» **Figure dataset records**:
*-*-*
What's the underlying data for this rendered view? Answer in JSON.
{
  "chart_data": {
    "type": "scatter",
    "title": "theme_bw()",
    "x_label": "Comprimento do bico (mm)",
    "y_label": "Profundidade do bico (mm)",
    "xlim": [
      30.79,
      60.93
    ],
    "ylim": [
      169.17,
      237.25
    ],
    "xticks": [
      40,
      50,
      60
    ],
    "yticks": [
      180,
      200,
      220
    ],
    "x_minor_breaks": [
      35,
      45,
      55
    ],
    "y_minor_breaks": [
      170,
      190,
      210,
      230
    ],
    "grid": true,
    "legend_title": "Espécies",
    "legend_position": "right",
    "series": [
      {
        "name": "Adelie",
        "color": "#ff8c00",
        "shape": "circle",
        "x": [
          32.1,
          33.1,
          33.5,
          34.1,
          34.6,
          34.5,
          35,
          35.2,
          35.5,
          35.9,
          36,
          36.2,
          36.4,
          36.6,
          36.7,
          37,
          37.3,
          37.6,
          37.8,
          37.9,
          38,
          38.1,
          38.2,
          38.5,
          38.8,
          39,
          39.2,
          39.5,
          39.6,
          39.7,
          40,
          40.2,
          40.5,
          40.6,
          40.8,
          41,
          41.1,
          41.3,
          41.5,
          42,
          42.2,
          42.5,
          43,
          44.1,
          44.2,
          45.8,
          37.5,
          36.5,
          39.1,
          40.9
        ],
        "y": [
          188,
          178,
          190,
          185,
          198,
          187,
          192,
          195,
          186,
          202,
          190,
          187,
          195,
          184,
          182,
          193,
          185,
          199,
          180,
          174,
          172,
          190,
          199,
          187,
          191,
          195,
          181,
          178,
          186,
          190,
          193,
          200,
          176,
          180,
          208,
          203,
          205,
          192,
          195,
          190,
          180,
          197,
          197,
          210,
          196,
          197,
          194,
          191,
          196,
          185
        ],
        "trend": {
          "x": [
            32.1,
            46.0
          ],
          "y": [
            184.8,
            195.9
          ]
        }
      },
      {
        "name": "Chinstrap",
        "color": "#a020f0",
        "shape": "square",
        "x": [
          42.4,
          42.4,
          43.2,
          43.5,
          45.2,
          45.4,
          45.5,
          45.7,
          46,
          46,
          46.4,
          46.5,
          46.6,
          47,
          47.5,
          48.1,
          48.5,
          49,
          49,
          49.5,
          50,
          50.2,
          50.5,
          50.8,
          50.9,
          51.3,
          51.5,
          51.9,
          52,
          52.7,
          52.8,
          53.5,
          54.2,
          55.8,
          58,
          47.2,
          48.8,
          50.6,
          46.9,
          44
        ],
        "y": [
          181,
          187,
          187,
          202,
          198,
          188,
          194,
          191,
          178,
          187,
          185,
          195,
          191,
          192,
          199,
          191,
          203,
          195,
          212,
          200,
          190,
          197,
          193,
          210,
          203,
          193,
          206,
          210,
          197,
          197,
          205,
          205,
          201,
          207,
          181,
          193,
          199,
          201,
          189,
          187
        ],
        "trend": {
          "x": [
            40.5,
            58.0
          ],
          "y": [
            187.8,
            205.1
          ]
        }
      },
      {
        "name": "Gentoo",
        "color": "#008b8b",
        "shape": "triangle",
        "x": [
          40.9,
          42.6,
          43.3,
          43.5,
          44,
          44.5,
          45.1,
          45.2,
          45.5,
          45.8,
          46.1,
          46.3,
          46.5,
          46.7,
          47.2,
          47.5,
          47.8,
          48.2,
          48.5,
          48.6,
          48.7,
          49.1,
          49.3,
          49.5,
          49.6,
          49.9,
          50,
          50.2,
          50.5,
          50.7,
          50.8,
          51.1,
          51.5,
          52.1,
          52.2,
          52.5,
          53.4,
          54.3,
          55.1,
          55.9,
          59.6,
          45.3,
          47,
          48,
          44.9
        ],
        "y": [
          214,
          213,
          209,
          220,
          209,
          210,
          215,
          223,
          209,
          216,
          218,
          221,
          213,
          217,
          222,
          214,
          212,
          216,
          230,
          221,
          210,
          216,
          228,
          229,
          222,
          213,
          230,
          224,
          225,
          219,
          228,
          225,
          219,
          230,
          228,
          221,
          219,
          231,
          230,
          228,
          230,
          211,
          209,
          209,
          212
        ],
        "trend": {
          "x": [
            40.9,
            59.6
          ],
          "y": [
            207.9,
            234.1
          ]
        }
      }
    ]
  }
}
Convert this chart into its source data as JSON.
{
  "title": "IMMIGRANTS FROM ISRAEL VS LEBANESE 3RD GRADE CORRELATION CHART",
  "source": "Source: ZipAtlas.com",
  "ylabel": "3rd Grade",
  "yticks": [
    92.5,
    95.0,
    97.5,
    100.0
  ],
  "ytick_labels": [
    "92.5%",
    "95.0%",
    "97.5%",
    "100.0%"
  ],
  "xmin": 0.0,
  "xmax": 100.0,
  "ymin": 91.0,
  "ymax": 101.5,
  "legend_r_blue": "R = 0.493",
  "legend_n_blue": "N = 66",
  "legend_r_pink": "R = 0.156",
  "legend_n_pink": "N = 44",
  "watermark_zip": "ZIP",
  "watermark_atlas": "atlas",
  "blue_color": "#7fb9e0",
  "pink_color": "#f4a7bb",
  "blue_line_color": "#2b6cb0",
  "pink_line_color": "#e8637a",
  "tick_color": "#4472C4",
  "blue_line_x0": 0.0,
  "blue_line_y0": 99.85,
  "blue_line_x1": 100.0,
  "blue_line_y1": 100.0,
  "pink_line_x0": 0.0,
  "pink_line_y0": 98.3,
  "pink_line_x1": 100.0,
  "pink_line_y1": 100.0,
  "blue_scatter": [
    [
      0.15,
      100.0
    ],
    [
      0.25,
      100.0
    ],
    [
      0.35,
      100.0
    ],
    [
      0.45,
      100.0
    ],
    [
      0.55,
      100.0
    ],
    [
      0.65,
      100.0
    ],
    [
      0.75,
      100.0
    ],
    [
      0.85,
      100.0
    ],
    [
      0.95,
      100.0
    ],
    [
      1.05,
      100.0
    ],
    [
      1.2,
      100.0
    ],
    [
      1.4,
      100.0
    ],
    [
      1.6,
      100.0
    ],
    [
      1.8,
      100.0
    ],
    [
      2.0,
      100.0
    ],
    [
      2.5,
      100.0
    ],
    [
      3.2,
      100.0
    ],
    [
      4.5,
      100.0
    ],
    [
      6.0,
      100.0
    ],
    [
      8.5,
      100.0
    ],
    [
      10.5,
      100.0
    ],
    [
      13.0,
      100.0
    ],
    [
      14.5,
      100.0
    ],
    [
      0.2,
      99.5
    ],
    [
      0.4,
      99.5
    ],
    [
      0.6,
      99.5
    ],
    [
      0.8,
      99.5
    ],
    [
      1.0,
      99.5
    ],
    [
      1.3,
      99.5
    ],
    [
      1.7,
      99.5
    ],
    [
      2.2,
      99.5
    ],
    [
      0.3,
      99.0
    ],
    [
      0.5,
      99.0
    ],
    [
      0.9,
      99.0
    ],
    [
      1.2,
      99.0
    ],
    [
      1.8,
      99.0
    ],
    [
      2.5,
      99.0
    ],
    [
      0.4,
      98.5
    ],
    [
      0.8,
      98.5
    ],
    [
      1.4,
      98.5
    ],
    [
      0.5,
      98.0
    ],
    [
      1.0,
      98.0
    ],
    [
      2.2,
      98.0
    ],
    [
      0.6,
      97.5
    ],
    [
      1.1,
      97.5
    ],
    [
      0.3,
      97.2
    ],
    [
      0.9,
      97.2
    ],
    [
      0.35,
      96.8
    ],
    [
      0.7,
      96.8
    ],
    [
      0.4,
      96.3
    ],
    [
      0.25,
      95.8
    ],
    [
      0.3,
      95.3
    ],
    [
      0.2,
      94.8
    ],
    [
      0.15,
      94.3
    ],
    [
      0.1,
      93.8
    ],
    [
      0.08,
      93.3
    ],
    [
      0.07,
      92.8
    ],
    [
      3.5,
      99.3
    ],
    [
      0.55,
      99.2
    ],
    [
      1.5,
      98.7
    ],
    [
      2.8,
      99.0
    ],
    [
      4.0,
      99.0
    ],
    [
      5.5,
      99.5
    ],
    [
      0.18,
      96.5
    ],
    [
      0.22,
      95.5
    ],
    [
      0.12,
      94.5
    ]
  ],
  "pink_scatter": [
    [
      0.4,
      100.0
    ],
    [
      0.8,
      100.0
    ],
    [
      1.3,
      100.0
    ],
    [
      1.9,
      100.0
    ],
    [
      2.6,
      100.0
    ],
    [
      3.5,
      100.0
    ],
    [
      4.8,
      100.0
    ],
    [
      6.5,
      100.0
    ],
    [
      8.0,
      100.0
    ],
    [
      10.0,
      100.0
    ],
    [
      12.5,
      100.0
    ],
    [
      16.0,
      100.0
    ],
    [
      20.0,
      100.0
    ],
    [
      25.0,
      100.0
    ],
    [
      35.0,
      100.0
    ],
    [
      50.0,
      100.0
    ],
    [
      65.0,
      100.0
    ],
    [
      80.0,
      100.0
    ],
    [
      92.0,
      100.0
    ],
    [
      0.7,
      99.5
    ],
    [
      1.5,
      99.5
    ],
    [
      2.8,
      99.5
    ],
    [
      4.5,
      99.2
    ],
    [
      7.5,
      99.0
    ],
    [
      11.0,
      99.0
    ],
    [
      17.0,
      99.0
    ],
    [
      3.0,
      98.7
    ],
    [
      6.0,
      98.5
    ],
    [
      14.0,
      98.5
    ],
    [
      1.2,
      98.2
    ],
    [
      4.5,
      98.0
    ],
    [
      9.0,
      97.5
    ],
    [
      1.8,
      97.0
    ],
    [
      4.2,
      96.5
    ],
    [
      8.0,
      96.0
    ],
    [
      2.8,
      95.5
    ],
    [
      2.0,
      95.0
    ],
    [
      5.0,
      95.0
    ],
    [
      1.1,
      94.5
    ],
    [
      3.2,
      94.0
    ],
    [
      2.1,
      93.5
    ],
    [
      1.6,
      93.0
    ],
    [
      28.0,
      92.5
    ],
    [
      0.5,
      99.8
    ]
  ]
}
*-*-*
Report each line in the preceding entries that holds the string "name".

» **Solution to the problem**:
        "name": "Adelie",
        "name": "Chinstrap",
        "name": "Gentoo",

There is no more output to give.